▶ _TASK PROMPT_:
Below are the records; copy each line in them that holds the word "image".

-- Start --

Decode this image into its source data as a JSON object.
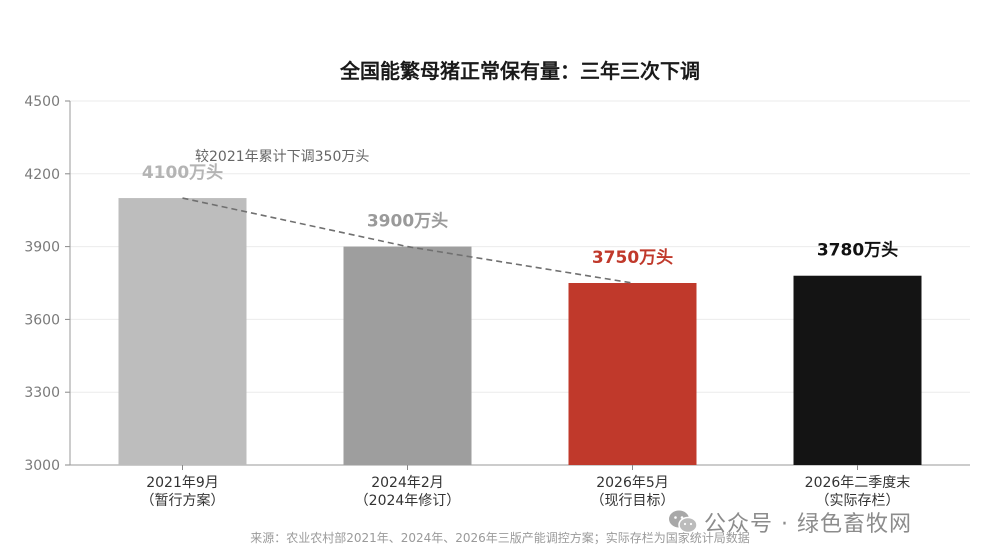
{
  "chart_data": {
    "type": "bar",
    "title": "全国能繁母猪正常保有量：三年三次下调",
    "categories": [
      [
        "2021年9月",
        "（暂行方案）"
      ],
      [
        "2024年2月",
        "（2024年修订）"
      ],
      [
        "2026年5月",
        "（现行目标）"
      ],
      [
        "2026年二季度末",
        "（实际存栏）"
      ]
    ],
    "values": [
      4100,
      3900,
      3750,
      3780
    ],
    "data_labels": [
      "4100万头",
      "3900万头",
      "3750万头",
      "3780万头"
    ],
    "bar_colors": [
      "#bdbdbd",
      "#9e9e9e",
      "#c0392b",
      "#141414"
    ],
    "label_colors": [
      "#b4b4b4",
      "#9a9a9a",
      "#c0392b",
      "#111111"
    ],
    "ylim": [
      3000,
      4500
    ],
    "yticks": [
      3000,
      3300,
      3600,
      3900,
      4200,
      4500
    ],
    "grid": true,
    "trend": {
      "from_index": 0,
      "to_index": 2,
      "style": "dashed",
      "color": "#707070"
    },
    "annotation": "较2021年累计下调350万头"
  },
  "source": "来源：农业农村部2021年、2024年、2026年三版产能调控方案；实际存栏为国家统计局数据",
  "watermark": {
    "icon": "wechat-icon",
    "text": "公众号 · 绿色畜牧网"
  }
}
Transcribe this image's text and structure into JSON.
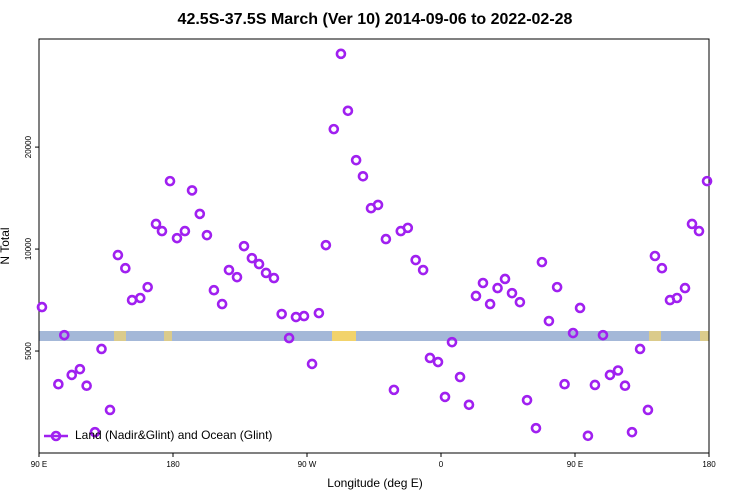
{
  "chart_data": {
    "type": "scatter",
    "title": "42.5S-37.5S March (Ver 10)   2014-09-06 to 2022-02-28",
    "x_label": "Longitude (deg E)",
    "y_label": "N Total",
    "xlim": [
      90,
      540
    ],
    "xticks": [
      {
        "value": 90,
        "label": "90 E"
      },
      180,
      {
        "value": 270,
        "label": "90 W"
      },
      {
        "value": 360,
        "label": "0"
      },
      {
        "value": 450,
        "label": "90 E"
      },
      {
        "value": 540,
        "label": "180"
      }
    ],
    "ylim": [
      2500,
      41700
    ],
    "yticks": [
      5000,
      10000,
      20000
    ],
    "log_y": true,
    "legend": "bottom-left",
    "x": [
      92,
      103,
      107,
      112,
      117.5,
      122,
      127.6,
      132,
      137.7,
      143,
      148,
      152.5,
      158,
      163,
      168.6,
      172.6,
      178,
      182.7,
      188,
      192.8,
      198,
      202.8,
      207.5,
      213,
      217.6,
      223,
      227.7,
      233,
      237.8,
      242.5,
      247.8,
      253,
      258,
      262.6,
      268,
      273.4,
      278,
      282.7,
      288,
      292.8,
      297.5,
      303,
      307.6,
      313,
      317.7,
      323,
      328.4,
      333,
      337.7,
      343,
      348,
      352.6,
      358,
      362.7,
      367.4,
      372.8,
      378.8,
      383.5,
      388.2,
      393,
      398,
      403,
      407.7,
      413,
      417.8,
      423.8,
      427.8,
      432.5,
      438,
      443,
      448.7,
      453.4,
      458.7,
      463.4,
      468.8,
      473.5,
      478.9,
      483.6,
      488.3,
      493.7,
      499,
      503.7,
      508.4,
      513.8,
      518.5,
      523.9,
      528.6,
      533.3,
      538.7
    ],
    "series": [
      {
        "name": "Land (Nadir&Glint) and Ocean (Glint)",
        "color": "#a020f0",
        "values": [
          6740,
          3990,
          5570,
          4250,
          4420,
          3950,
          2880,
          5070,
          3350,
          9600,
          8780,
          7070,
          7170,
          7720,
          11860,
          11300,
          15870,
          10770,
          11300,
          14900,
          12700,
          10990,
          7560,
          6880,
          8670,
          8260,
          10200,
          9400,
          9030,
          8500,
          8210,
          6430,
          5460,
          6300,
          6340,
          4580,
          6470,
          10270,
          22600,
          37700,
          25600,
          18300,
          16400,
          13200,
          13500,
          10700,
          3840,
          11300,
          11550,
          9280,
          8670,
          4770,
          4640,
          3660,
          5310,
          4190,
          3470,
          7270,
          7940,
          6880,
          7670,
          8160,
          7410,
          6970,
          3580,
          2960,
          9150,
          6130,
          7720,
          3990,
          5650,
          6700,
          2810,
          3970,
          5570,
          4250,
          4380,
          3950,
          2880,
          5070,
          3350,
          9540,
          8780,
          7070,
          7170,
          7670,
          11860,
          11300,
          15870
        ]
      }
    ]
  }
}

-- End --

▶ _COMPLETED EXERCISE_:
Decode this image into its source data as a JSON object.
Transcribe this image's text and structure into JSON.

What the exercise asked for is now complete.